WHAT YOU WILL DO:
Narrow the data below down to the lines containing "series".

Figure content listings
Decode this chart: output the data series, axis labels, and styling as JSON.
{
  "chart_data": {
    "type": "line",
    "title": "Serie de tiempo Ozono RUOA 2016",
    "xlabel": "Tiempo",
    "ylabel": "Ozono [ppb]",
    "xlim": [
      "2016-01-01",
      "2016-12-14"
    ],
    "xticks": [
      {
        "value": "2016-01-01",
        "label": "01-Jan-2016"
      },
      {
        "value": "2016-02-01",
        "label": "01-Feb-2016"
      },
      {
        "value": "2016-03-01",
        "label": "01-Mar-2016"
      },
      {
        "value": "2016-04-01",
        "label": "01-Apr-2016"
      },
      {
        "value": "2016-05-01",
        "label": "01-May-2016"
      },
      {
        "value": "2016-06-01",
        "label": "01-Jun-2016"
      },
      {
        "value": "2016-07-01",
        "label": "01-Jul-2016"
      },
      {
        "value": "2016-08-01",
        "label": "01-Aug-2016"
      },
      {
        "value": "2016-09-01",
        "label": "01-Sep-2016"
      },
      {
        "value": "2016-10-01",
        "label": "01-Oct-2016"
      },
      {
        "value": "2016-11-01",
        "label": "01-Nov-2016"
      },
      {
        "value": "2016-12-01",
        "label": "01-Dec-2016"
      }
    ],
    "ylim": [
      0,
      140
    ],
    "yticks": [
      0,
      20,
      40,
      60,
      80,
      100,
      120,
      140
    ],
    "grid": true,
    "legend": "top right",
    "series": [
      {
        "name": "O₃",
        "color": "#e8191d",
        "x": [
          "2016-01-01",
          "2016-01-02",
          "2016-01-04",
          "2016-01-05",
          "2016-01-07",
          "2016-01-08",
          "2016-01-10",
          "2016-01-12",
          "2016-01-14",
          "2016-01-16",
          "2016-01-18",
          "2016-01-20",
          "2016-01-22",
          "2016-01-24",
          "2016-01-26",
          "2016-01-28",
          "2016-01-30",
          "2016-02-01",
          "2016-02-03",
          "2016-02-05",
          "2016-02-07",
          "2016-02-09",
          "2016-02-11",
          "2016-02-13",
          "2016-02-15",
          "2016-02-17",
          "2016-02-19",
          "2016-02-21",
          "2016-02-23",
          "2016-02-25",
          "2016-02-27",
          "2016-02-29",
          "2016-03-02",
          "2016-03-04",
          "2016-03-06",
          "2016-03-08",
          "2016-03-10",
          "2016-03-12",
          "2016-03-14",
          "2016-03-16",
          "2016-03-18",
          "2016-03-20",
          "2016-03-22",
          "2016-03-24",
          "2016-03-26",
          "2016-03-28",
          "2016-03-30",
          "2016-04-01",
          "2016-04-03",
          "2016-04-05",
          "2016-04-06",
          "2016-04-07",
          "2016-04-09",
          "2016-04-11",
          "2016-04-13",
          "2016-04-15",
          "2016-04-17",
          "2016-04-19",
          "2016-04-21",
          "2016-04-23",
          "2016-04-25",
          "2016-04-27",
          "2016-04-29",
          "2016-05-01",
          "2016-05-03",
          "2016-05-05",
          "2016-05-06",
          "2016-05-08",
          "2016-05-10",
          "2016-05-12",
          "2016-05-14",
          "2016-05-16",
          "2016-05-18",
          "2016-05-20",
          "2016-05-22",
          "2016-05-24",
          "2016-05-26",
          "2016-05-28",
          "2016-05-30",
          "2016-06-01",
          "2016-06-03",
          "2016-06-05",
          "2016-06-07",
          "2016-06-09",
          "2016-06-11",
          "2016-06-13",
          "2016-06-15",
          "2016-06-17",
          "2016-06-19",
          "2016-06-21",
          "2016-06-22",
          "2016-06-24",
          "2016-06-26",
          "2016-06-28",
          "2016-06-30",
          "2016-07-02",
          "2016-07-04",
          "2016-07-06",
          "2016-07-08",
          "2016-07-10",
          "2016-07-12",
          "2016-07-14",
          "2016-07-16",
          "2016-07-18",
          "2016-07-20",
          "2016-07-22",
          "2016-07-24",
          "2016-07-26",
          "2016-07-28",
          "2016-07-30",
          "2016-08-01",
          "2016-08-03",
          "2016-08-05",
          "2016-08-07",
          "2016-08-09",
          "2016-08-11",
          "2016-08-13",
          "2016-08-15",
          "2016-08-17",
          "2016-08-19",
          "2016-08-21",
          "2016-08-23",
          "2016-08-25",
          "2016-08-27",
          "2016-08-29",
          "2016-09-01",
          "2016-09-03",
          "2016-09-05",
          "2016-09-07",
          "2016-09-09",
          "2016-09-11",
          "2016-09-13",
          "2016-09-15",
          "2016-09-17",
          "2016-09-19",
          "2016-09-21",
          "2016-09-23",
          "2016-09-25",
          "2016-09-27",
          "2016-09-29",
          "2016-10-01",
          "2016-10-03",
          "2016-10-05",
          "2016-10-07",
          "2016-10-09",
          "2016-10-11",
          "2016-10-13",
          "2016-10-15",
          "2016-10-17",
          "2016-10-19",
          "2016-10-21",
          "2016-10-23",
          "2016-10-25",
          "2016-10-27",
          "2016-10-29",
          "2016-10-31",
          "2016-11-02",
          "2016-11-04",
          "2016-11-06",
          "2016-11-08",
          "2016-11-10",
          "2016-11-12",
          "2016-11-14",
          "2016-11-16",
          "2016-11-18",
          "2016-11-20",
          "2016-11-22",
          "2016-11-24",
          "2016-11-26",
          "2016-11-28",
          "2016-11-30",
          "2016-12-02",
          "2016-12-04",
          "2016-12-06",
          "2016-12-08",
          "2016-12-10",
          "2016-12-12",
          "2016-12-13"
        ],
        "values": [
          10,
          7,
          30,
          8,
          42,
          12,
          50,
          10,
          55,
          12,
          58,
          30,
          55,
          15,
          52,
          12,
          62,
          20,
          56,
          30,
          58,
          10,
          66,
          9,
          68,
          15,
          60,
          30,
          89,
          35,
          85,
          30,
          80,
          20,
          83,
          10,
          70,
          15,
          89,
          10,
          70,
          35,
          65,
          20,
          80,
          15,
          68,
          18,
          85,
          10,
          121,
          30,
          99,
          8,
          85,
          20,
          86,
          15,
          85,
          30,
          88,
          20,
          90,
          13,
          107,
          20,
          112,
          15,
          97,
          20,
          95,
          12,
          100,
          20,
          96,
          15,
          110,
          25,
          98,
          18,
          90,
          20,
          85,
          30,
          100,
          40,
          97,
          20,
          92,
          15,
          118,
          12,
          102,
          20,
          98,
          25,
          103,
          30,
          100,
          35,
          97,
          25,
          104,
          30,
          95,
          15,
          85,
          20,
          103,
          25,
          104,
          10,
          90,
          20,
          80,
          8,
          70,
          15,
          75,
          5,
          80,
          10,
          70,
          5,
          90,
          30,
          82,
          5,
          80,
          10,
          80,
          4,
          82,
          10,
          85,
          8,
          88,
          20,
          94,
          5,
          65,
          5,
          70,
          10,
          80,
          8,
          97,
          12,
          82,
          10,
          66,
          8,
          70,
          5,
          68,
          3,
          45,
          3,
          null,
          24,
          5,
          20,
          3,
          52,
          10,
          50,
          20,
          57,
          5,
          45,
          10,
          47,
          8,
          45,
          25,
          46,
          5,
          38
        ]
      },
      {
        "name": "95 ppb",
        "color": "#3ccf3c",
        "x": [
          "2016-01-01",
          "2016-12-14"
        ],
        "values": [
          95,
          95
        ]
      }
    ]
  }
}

FULL SOLUTION:
Decode this chart: output the data series, axis labels, and styling as JSON.
    "series": [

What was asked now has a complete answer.